Dataset items

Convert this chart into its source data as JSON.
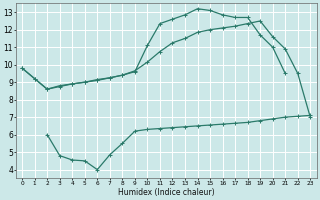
{
  "xlabel": "Humidex (Indice chaleur)",
  "bg_color": "#cce8e8",
  "grid_color": "#ffffff",
  "line_color": "#2a7a6a",
  "xlim": [
    -0.5,
    23.5
  ],
  "ylim": [
    3.5,
    13.5
  ],
  "xtick_vals": [
    0,
    1,
    2,
    3,
    4,
    5,
    6,
    7,
    8,
    9,
    10,
    11,
    12,
    13,
    14,
    15,
    16,
    17,
    18,
    19,
    20,
    21,
    22,
    23
  ],
  "xtick_labels": [
    "0",
    "1",
    "2",
    "3",
    "4",
    "5",
    "6",
    "7",
    "8",
    "9",
    "10",
    "11",
    "12",
    "13",
    "14",
    "15",
    "16",
    "17",
    "18",
    "19",
    "20",
    "21",
    "22",
    "23"
  ],
  "ytick_vals": [
    4,
    5,
    6,
    7,
    8,
    9,
    10,
    11,
    12,
    13
  ],
  "ytick_labels": [
    "4",
    "5",
    "6",
    "7",
    "8",
    "9",
    "10",
    "11",
    "12",
    "13"
  ],
  "curve1_x": [
    0,
    1,
    2,
    3,
    4,
    5,
    6,
    7,
    8,
    9,
    10,
    11,
    12,
    13,
    14,
    15,
    16,
    17,
    18,
    19,
    20,
    21
  ],
  "curve1_y": [
    9.8,
    9.2,
    8.6,
    8.8,
    8.9,
    9.0,
    9.15,
    9.25,
    9.4,
    9.6,
    11.1,
    12.35,
    12.6,
    12.85,
    13.2,
    13.1,
    12.85,
    12.7,
    12.7,
    11.7,
    11.0,
    9.5
  ],
  "curve2_x": [
    0,
    1,
    2,
    3,
    4,
    5,
    6,
    7,
    8,
    9,
    10,
    11,
    12,
    13,
    14,
    15,
    16,
    17,
    18,
    19,
    20,
    21,
    22,
    23
  ],
  "curve2_y": [
    9.8,
    9.2,
    8.6,
    8.75,
    8.9,
    9.0,
    9.1,
    9.25,
    9.4,
    9.65,
    10.15,
    10.75,
    11.25,
    11.5,
    11.85,
    12.0,
    12.1,
    12.2,
    12.35,
    12.5,
    11.6,
    10.9,
    9.5,
    7.0
  ],
  "curve3_x": [
    2,
    3,
    4,
    5,
    6,
    7,
    8,
    9,
    10,
    11,
    12,
    13,
    14,
    15,
    16,
    17,
    18,
    19,
    20,
    21,
    22,
    23
  ],
  "curve3_y": [
    6.0,
    4.8,
    4.55,
    4.5,
    4.0,
    4.85,
    5.5,
    6.2,
    6.3,
    6.35,
    6.4,
    6.45,
    6.5,
    6.55,
    6.6,
    6.65,
    6.7,
    6.8,
    6.9,
    7.0,
    7.05,
    7.1
  ],
  "marker_size": 2.5,
  "line_width": 0.9
}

## GIVEN REQUEST
Print the records above exactly as they stand, but leave out the pictures.

## WRITTEN SOLUTION
Convert this chart into its source data as JSON.
{
  "xlabel": "Humidex (Indice chaleur)",
  "bg_color": "#cce8e8",
  "grid_color": "#ffffff",
  "line_color": "#2a7a6a",
  "xlim": [
    -0.5,
    23.5
  ],
  "ylim": [
    3.5,
    13.5
  ],
  "xtick_vals": [
    0,
    1,
    2,
    3,
    4,
    5,
    6,
    7,
    8,
    9,
    10,
    11,
    12,
    13,
    14,
    15,
    16,
    17,
    18,
    19,
    20,
    21,
    22,
    23
  ],
  "xtick_labels": [
    "0",
    "1",
    "2",
    "3",
    "4",
    "5",
    "6",
    "7",
    "8",
    "9",
    "10",
    "11",
    "12",
    "13",
    "14",
    "15",
    "16",
    "17",
    "18",
    "19",
    "20",
    "21",
    "22",
    "23"
  ],
  "ytick_vals": [
    4,
    5,
    6,
    7,
    8,
    9,
    10,
    11,
    12,
    13
  ],
  "ytick_labels": [
    "4",
    "5",
    "6",
    "7",
    "8",
    "9",
    "10",
    "11",
    "12",
    "13"
  ],
  "curve1_x": [
    0,
    1,
    2,
    3,
    4,
    5,
    6,
    7,
    8,
    9,
    10,
    11,
    12,
    13,
    14,
    15,
    16,
    17,
    18,
    19,
    20,
    21
  ],
  "curve1_y": [
    9.8,
    9.2,
    8.6,
    8.8,
    8.9,
    9.0,
    9.15,
    9.25,
    9.4,
    9.6,
    11.1,
    12.35,
    12.6,
    12.85,
    13.2,
    13.1,
    12.85,
    12.7,
    12.7,
    11.7,
    11.0,
    9.5
  ],
  "curve2_x": [
    0,
    1,
    2,
    3,
    4,
    5,
    6,
    7,
    8,
    9,
    10,
    11,
    12,
    13,
    14,
    15,
    16,
    17,
    18,
    19,
    20,
    21,
    22,
    23
  ],
  "curve2_y": [
    9.8,
    9.2,
    8.6,
    8.75,
    8.9,
    9.0,
    9.1,
    9.25,
    9.4,
    9.65,
    10.15,
    10.75,
    11.25,
    11.5,
    11.85,
    12.0,
    12.1,
    12.2,
    12.35,
    12.5,
    11.6,
    10.9,
    9.5,
    7.0
  ],
  "curve3_x": [
    2,
    3,
    4,
    5,
    6,
    7,
    8,
    9,
    10,
    11,
    12,
    13,
    14,
    15,
    16,
    17,
    18,
    19,
    20,
    21,
    22,
    23
  ],
  "curve3_y": [
    6.0,
    4.8,
    4.55,
    4.5,
    4.0,
    4.85,
    5.5,
    6.2,
    6.3,
    6.35,
    6.4,
    6.45,
    6.5,
    6.55,
    6.6,
    6.65,
    6.7,
    6.8,
    6.9,
    7.0,
    7.05,
    7.1
  ],
  "marker_size": 2.5,
  "line_width": 0.9
}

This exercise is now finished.